● Görev 1:
Çocuklara din öğretimi üzerine yazıda "İnsan bilmediğini öğretemez, inanç" sözlerini içeren yerle başlayıp "dolu zaten ortalık!" sözleriyle biten bölümün birebir kopyasını çıkarır mısınız?

----- Verilen metin

- 570 Okunma
- 1 Yorum
- 0 Beğeni
“Çocuklara Dini Nasıl Öğretiriz” Geyiği Üzerine
“Çocuklara Dini Nasıl Öğretiriz” Geyiği Üzerine
İnançlar kişiye özeldir, inancın gereği toplumda yaşanırken kolaylık açısından başkalarını etkilemek ise inancın yayılmasına yönelik “iyi niyetli” bir çabadır!
İnsan bilmediğini öğretemez, inanç bilmek değildir. Bilmek olsa zaten inanç olmaz, bilinç olur. Yani “inandım” demez “bildim” der bilen. Bildim diyen çokları da zaten yanılır! O halde bilinç olmadan inancı savunmak da öğretmek de hakiki manada olmaz. Bilmiyorsan anlatma! Bilmediğini sırf maaş aldığı için anlatanlarla dolu zaten ortalık!

----------
----- Listelenen kayıtlar

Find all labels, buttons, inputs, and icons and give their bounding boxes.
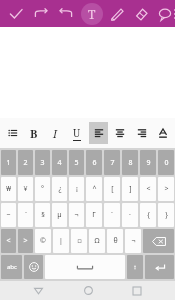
button[interactable]: Format: [132, 122, 151, 144]
staticText: ´: [111, 210, 113, 220]
button[interactable]: Ω: [89, 229, 105, 253]
button[interactable]: I: [46, 122, 65, 144]
button[interactable]: 1: [1, 150, 16, 175]
button[interactable]: |: [53, 229, 69, 253]
button[interactable]: ¬: [125, 229, 141, 253]
staticText: [: [111, 184, 114, 194]
staticText: ₩: [6, 184, 11, 194]
staticText: |: [59, 236, 63, 246]
button[interactable]: ▫: [71, 229, 87, 253]
button[interactable]: B: [24, 122, 43, 144]
staticText: U: [73, 126, 81, 140]
button[interactable]: <: [1, 229, 16, 253]
staticText: B: [30, 126, 38, 141]
button[interactable]: 5: [69, 150, 84, 175]
staticText: Ω: [94, 236, 100, 246]
button[interactable]: ¿: [52, 177, 67, 201]
button[interactable]: Back: [26, 281, 50, 300]
button[interactable]: U: [67, 122, 86, 144]
button[interactable]: 3: [35, 150, 50, 175]
button[interactable]: 9: [140, 150, 156, 175]
button[interactable]: [: [104, 177, 120, 201]
staticText: ¿: [58, 184, 62, 194]
button[interactable]: abc: [1, 255, 22, 279]
staticText: 3: [40, 158, 45, 168]
button[interactable]: Γ: [86, 203, 102, 227]
button[interactable]: ₩: [1, 177, 16, 201]
button[interactable]: >: [18, 229, 33, 253]
button[interactable]: 7: [104, 150, 120, 175]
button[interactable]: Recents: [125, 281, 149, 300]
button[interactable]: Format: [89, 122, 108, 144]
button[interactable]: <: [140, 177, 156, 201]
staticText: ¬: [74, 210, 79, 220]
button[interactable]: θ: [107, 229, 123, 253]
button[interactable]: Undo: [31, 4, 51, 24]
staticText: ▫: [77, 237, 82, 245]
staticText: <: [146, 184, 151, 194]
button[interactable]: ]: [122, 177, 138, 201]
button[interactable]: Format: [3, 122, 22, 144]
button[interactable]: Emoji: [24, 255, 43, 279]
button[interactable]: Settings: [127, 255, 143, 279]
staticText: 7: [110, 158, 115, 168]
button[interactable]: §: [35, 203, 50, 227]
button[interactable]: 4: [52, 150, 67, 175]
staticText: ~: [6, 210, 11, 220]
staticText: ¬: [131, 236, 136, 246]
button[interactable]: µ: [52, 203, 67, 227]
button[interactable]: Text: [81, 3, 103, 25]
staticText: >: [164, 184, 169, 194]
staticText: Γ: [92, 210, 96, 220]
staticText: >: [23, 236, 28, 246]
button[interactable]: Format: [153, 122, 172, 144]
button[interactable]: Enter: [145, 255, 174, 279]
button[interactable]: 0: [158, 150, 174, 175]
staticText: ·: [129, 210, 131, 220]
staticText: 5: [74, 158, 79, 168]
staticText: }: [165, 210, 168, 220]
button[interactable]: ¡: [69, 177, 84, 201]
staticText: 4: [57, 158, 62, 168]
staticText: 6: [92, 158, 97, 168]
button[interactable]: }: [158, 203, 174, 227]
staticText: §: [41, 210, 45, 220]
button[interactable]: Done: [6, 4, 26, 24]
staticText: 0: [164, 158, 169, 168]
button[interactable]: Pen: [107, 4, 127, 24]
button[interactable]: >: [158, 177, 174, 201]
staticText: 8: [128, 158, 133, 168]
staticText: 2: [23, 158, 28, 168]
staticText: ¥: [23, 184, 28, 194]
button[interactable]: °: [35, 177, 50, 201]
button[interactable]: Space: [45, 255, 125, 279]
button[interactable]: ¥: [18, 177, 33, 201]
button[interactable]: ~: [1, 203, 16, 227]
button[interactable]: `: [18, 203, 33, 227]
staticText: ^: [92, 184, 97, 194]
staticText: T: [88, 6, 96, 22]
staticText: °: [41, 184, 44, 194]
button[interactable]: Backspace: [143, 229, 174, 253]
button[interactable]: 6: [86, 150, 102, 175]
button[interactable]: Home: [76, 281, 100, 300]
button[interactable]: 8: [122, 150, 138, 175]
staticText: `: [25, 210, 27, 220]
staticText: 1: [6, 158, 11, 168]
button[interactable]: 2: [18, 150, 33, 175]
staticText: ]: [129, 184, 132, 194]
button[interactable]: Comment: [155, 4, 175, 24]
button[interactable]: ´: [104, 203, 120, 227]
staticText: 9: [146, 158, 151, 168]
button[interactable]: ·: [122, 203, 138, 227]
button[interactable]: ^: [86, 177, 102, 201]
button[interactable]: Redo: [56, 4, 76, 24]
button[interactable]: {: [140, 203, 156, 227]
staticText: µ: [57, 210, 62, 220]
button[interactable]: Format: [110, 122, 129, 144]
button[interactable]: ¬: [69, 203, 84, 227]
staticText: <: [6, 236, 11, 246]
button[interactable]: Eraser: [131, 4, 151, 24]
button[interactable]: ©: [35, 229, 51, 253]
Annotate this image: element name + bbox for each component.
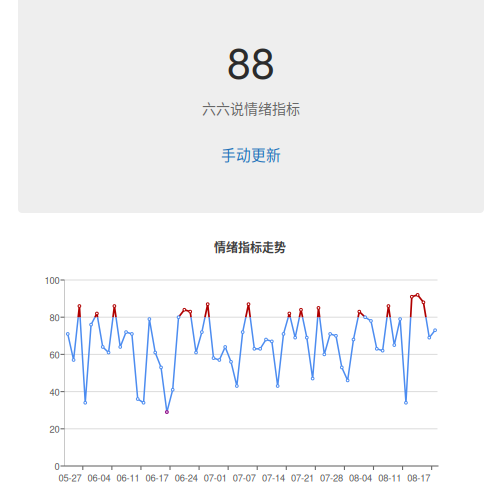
staticText: 06-17 bbox=[146, 471, 169, 484]
staticText: 05-27 bbox=[58, 471, 81, 484]
staticText: 60 bbox=[50, 348, 60, 361]
staticText: 06-24 bbox=[175, 471, 198, 484]
staticText: 0 bbox=[54, 459, 60, 473]
staticText: 06-11 bbox=[116, 471, 140, 484]
staticText: 六六说情绪指标 bbox=[202, 98, 300, 118]
staticText: 08-11 bbox=[378, 471, 401, 484]
staticText: 07-28 bbox=[320, 471, 343, 484]
staticText: 20 bbox=[50, 422, 60, 436]
staticText: 07-01 bbox=[204, 471, 227, 484]
staticText: 100 bbox=[44, 273, 60, 287]
staticText: 07-21 bbox=[291, 471, 314, 484]
staticText: 07-14 bbox=[262, 471, 285, 484]
staticText: 40 bbox=[50, 385, 60, 398]
staticText: 08-04 bbox=[349, 471, 372, 484]
staticText: 88 bbox=[227, 30, 275, 91]
staticText: 07-07 bbox=[233, 471, 256, 484]
staticText: 情绪指标走势 bbox=[214, 238, 286, 256]
staticText: 手动更新 bbox=[221, 143, 281, 165]
staticText: 06-04 bbox=[88, 471, 110, 484]
staticText: 08-17 bbox=[407, 471, 430, 484]
button[interactable]: 手动更新 bbox=[206, 143, 296, 165]
staticText: 80 bbox=[50, 310, 60, 324]
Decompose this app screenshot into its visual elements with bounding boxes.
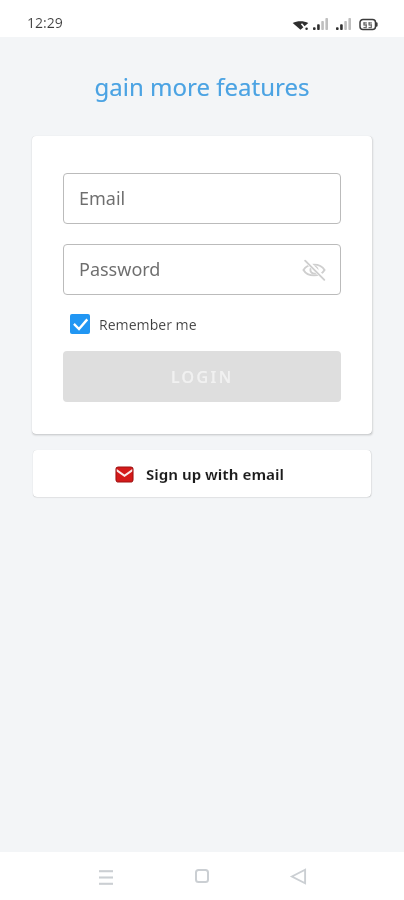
staticText: Email bbox=[79, 186, 126, 211]
staticText: gain more features bbox=[0, 70, 404, 103]
staticText: Sign up with email bbox=[146, 464, 285, 484]
button[interactable]: Remember me bbox=[70, 314, 197, 334]
staticText: Password bbox=[79, 257, 161, 282]
button[interactable]: Home bbox=[154, 852, 250, 900]
staticText: LOGIN bbox=[171, 366, 234, 388]
staticText: 12:29 bbox=[27, 13, 63, 32]
button[interactable]: Back bbox=[250, 852, 346, 900]
button[interactable]: Email bbox=[63, 173, 341, 224]
button[interactable]: Recent apps bbox=[58, 852, 154, 900]
button[interactable]: Password bbox=[63, 244, 341, 295]
staticText: Remember me bbox=[99, 315, 197, 334]
button[interactable]: Sign up with email bbox=[33, 450, 371, 497]
button[interactable]: Show password bbox=[299, 255, 329, 285]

----------

● Görev 2:
Yukarıdaki kayıtlarda "staticText: 06-17 bbox=[146, 471, 169, 484]" ifadesini içeren satırla başlayıp "Decompose this app" ifadesini içeren satırla biten bölümü, iki uç satır da dahil olmak üzere, hiçbir değişiklik yapmadan yazar mısınız?

● Eksiksiz yanıt 1:
İnsan bilmediğini öğretemez, inanç bilmek değildir. Bilmek olsa zaten inanç olmaz, bilinç olur. Yani “inandım” demez “bildim” der bilen. Bildim diyen çokları da zaten yanılır! O halde bilinç olmadan inancı savunmak da öğretmek de hakiki manada olmaz. Bilmiyorsan anlatma! Bilmediğini sırf maaş aldığı için anlatanlarla dolu zaten ortalık!

● Eksiksiz yanıt 2:
staticText: 06-17 bbox=[146, 471, 169, 484]
staticText: 05-27 bbox=[58, 471, 81, 484]
staticText: 60 bbox=[50, 348, 60, 361]
staticText: 06-24 bbox=[175, 471, 198, 484]
staticText: 0 bbox=[54, 459, 60, 473]
staticText: 06-11 bbox=[116, 471, 140, 484]
staticText: 六六说情绪指标 bbox=[202, 98, 300, 118]
staticText: 08-11 bbox=[378, 471, 401, 484]
staticText: 07-28 bbox=[320, 471, 343, 484]
staticText: 20 bbox=[50, 422, 60, 436]
staticText: 07-01 bbox=[204, 471, 227, 484]
staticText: 100 bbox=[44, 273, 60, 287]
staticText: 07-21 bbox=[291, 471, 314, 484]
staticText: 07-14 bbox=[262, 471, 285, 484]
staticText: 40 bbox=[50, 385, 60, 398]
staticText: 08-04 bbox=[349, 471, 372, 484]
staticText: 88 bbox=[227, 30, 275, 91]
staticText: 07-07 bbox=[233, 471, 256, 484]
staticText: 情绪指标走势 bbox=[214, 238, 286, 256]
staticText: 手动更新 bbox=[221, 143, 281, 165]
staticText: 06-04 bbox=[88, 471, 110, 484]
staticText: 08-17 bbox=[407, 471, 430, 484]
button[interactable]: 手动更新 bbox=[206, 143, 296, 165]
staticText: 80 bbox=[50, 310, 60, 324]
Decompose this app screenshot into its visual elements with bounding boxes.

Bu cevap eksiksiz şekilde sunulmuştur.